## Task objective:
Copy out all lines of the records in which the word "this" appears.

## Data extract:
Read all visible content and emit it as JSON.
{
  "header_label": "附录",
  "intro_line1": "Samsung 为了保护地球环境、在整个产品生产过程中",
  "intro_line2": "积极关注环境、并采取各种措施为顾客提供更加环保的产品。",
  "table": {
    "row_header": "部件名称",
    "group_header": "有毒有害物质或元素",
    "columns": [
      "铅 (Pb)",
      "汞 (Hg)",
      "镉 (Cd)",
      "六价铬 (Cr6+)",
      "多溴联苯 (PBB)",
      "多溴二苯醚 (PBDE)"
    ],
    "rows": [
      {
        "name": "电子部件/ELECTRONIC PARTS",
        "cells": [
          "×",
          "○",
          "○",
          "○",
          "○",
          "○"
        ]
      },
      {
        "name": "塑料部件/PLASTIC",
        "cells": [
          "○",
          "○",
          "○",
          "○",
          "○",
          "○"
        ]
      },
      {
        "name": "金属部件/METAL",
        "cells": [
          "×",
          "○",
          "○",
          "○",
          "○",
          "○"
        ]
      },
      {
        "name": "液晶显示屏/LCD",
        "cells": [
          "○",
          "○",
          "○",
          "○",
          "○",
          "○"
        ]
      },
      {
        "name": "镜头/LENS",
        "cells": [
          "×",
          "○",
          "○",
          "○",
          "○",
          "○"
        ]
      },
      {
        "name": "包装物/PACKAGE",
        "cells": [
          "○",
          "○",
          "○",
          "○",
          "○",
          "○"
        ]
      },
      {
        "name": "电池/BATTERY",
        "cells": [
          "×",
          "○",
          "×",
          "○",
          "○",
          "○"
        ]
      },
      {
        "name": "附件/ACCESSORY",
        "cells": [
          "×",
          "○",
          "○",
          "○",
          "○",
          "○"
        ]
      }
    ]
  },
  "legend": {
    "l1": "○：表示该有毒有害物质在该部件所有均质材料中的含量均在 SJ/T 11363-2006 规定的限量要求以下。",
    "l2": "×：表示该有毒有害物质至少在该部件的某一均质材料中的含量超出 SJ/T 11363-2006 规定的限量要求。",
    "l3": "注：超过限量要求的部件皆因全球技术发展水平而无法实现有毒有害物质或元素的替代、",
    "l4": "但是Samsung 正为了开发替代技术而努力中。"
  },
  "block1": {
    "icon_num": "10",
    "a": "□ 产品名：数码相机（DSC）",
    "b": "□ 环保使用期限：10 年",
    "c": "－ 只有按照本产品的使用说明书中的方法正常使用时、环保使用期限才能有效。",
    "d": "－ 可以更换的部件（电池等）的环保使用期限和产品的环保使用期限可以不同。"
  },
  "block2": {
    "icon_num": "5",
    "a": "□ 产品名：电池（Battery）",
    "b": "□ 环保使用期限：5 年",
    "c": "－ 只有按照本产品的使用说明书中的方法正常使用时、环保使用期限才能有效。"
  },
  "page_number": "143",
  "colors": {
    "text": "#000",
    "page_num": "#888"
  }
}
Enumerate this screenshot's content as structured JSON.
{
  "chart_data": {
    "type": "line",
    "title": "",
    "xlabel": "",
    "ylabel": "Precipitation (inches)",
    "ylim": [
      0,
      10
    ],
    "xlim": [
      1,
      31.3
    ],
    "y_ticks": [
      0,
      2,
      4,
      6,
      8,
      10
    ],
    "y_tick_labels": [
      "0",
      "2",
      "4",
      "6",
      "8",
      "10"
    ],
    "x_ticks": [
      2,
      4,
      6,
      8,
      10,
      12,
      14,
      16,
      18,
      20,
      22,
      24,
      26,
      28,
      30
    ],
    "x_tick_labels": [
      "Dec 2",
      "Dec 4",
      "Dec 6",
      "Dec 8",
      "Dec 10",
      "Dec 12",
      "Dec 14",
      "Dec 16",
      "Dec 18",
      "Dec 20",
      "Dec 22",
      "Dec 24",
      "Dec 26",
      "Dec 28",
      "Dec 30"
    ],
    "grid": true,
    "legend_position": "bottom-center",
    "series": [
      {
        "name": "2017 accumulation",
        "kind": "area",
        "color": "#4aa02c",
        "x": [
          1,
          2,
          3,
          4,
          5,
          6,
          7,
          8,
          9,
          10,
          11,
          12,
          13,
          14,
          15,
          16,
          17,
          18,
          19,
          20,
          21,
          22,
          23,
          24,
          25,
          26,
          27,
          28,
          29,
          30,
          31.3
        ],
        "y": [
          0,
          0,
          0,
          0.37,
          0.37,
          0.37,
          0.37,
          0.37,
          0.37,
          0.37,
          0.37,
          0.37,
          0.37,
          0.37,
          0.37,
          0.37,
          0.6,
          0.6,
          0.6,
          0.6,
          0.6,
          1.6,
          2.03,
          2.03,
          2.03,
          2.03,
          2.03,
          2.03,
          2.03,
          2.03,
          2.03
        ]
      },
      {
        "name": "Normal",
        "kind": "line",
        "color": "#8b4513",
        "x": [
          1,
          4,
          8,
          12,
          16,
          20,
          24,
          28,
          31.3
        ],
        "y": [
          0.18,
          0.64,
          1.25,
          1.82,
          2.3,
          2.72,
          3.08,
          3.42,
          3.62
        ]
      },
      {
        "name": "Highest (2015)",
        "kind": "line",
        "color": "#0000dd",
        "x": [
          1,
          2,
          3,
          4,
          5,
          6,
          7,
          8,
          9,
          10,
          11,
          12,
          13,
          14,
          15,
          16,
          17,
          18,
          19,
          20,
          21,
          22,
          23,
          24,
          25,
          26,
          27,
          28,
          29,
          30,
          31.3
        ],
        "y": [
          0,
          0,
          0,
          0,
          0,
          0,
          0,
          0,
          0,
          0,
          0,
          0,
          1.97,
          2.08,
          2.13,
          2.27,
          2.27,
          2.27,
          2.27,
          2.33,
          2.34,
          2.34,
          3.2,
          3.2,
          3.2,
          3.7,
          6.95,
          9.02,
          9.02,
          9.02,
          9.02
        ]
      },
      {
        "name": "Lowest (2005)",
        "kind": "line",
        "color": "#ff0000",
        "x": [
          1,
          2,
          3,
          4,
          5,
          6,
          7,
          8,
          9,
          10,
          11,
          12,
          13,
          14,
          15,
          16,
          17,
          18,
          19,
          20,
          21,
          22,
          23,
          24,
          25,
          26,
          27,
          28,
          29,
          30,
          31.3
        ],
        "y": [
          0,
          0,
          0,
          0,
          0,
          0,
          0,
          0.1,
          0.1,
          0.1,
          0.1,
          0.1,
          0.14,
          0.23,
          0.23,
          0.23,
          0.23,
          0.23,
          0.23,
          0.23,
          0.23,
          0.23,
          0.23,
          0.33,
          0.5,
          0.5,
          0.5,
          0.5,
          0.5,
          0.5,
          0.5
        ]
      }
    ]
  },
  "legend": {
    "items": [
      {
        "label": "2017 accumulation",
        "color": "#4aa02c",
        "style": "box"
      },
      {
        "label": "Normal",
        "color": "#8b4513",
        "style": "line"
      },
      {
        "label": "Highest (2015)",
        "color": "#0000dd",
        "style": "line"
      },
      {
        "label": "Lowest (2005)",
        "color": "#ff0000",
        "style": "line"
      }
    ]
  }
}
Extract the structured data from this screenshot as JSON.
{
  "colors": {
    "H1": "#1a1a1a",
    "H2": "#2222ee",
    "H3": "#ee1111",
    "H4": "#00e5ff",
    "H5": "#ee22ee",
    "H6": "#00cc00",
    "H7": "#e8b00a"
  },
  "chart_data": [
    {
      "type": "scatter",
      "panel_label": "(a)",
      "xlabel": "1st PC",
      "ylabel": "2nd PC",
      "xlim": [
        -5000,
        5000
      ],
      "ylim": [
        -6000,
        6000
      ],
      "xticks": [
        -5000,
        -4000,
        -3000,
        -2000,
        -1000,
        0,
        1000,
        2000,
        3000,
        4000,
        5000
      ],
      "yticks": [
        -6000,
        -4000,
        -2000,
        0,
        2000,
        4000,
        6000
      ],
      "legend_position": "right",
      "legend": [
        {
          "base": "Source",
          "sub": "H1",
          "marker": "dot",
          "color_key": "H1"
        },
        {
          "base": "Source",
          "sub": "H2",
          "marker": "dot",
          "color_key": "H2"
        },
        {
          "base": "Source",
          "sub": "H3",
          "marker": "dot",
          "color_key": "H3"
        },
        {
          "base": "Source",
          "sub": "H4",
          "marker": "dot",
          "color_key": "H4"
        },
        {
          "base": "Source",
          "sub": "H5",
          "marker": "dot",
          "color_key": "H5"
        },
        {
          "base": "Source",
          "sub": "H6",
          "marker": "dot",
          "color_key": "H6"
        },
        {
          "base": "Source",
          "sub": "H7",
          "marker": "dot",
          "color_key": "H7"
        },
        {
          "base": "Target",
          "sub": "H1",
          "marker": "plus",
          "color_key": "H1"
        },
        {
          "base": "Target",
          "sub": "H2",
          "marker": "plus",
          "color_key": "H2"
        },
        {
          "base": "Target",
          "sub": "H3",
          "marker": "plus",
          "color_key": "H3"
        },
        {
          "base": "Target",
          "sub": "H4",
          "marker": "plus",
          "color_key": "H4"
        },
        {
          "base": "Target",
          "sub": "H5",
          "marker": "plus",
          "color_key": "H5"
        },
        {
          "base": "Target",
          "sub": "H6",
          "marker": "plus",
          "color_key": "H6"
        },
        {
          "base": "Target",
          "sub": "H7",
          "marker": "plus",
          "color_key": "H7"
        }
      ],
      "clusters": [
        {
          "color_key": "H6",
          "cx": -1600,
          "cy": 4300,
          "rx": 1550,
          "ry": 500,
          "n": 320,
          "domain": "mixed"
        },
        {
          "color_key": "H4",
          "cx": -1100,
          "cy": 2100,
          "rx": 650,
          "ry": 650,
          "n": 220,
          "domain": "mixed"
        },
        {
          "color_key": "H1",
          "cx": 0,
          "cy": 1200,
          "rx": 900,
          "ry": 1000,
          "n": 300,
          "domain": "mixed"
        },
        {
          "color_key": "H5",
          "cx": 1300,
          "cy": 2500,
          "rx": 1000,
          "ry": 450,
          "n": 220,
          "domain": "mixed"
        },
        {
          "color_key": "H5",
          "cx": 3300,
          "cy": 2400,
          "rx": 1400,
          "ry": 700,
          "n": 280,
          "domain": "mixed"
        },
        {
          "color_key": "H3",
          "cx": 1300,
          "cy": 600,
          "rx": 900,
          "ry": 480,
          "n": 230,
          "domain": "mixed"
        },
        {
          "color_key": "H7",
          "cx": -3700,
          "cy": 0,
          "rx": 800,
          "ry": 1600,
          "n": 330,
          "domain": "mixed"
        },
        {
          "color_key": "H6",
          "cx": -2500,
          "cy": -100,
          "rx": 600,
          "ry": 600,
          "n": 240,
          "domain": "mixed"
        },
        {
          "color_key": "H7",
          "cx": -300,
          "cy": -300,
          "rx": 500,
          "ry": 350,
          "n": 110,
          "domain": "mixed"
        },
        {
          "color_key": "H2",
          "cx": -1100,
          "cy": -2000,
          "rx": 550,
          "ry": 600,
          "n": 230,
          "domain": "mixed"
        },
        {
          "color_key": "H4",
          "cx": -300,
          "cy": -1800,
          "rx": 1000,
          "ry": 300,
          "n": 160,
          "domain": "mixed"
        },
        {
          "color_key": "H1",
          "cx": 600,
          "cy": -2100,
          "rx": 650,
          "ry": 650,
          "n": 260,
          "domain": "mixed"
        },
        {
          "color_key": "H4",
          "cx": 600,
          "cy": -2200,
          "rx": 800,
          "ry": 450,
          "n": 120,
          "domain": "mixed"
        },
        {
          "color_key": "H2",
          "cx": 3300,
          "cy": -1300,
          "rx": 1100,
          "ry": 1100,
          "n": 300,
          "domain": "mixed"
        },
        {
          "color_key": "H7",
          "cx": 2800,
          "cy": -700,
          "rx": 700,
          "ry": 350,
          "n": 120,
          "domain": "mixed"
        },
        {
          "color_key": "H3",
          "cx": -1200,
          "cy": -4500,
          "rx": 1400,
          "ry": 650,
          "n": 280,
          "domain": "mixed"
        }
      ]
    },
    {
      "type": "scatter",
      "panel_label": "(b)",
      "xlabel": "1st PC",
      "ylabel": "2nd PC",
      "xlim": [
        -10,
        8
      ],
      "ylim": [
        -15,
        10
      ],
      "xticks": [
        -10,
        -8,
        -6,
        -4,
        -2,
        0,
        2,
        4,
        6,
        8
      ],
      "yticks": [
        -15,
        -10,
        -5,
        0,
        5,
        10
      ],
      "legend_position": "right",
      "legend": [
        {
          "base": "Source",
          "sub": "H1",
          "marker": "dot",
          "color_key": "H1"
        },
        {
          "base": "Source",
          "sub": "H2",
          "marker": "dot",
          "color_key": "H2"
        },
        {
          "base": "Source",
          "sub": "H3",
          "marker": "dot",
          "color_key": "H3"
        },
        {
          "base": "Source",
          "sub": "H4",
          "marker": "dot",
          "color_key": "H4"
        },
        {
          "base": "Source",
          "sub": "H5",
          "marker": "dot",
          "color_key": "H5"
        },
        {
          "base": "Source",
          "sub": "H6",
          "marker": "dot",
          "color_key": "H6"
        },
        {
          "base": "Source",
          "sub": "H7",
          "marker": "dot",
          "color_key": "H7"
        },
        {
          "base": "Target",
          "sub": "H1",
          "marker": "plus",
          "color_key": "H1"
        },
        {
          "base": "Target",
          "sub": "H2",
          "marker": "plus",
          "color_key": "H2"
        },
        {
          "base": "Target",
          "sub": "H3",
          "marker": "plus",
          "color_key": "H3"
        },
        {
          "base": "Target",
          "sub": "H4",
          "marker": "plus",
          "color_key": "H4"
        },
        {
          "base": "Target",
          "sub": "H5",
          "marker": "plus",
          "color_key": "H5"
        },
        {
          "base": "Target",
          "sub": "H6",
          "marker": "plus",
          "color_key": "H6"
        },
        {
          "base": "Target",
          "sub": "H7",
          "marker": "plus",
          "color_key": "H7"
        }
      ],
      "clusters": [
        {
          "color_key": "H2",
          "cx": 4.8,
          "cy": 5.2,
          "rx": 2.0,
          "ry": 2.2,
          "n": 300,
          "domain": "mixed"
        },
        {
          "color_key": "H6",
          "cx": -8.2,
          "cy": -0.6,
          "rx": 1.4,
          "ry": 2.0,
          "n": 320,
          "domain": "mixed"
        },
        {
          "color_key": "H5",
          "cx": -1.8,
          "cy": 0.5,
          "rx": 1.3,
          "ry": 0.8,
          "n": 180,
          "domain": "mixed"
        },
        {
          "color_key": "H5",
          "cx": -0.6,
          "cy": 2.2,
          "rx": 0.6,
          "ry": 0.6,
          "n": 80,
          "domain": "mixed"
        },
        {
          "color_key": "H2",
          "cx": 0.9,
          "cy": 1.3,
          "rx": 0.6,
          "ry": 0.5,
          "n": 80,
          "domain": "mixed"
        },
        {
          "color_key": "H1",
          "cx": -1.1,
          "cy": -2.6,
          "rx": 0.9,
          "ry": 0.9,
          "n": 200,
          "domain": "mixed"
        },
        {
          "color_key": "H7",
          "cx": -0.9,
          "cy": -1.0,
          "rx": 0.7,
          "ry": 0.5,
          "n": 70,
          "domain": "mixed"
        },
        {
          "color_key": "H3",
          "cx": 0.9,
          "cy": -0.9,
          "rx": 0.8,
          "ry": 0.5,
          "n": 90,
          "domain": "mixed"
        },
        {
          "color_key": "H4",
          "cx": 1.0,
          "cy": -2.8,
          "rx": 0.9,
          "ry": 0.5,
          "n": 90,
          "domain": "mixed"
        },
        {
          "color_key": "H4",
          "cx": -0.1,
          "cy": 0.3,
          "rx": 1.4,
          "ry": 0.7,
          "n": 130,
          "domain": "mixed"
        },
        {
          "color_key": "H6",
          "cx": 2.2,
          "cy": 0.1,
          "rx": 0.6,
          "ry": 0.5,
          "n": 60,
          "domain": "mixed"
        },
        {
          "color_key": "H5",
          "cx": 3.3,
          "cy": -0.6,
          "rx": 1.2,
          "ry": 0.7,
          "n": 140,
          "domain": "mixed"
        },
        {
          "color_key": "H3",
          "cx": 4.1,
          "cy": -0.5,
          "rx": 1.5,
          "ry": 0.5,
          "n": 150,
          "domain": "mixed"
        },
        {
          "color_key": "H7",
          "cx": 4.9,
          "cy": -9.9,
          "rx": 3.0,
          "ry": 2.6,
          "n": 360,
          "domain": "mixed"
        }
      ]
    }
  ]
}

## Answer in full:
Enumerate this screenshot's content as structured JSON.
Extract the structured data from this screenshot as JSON.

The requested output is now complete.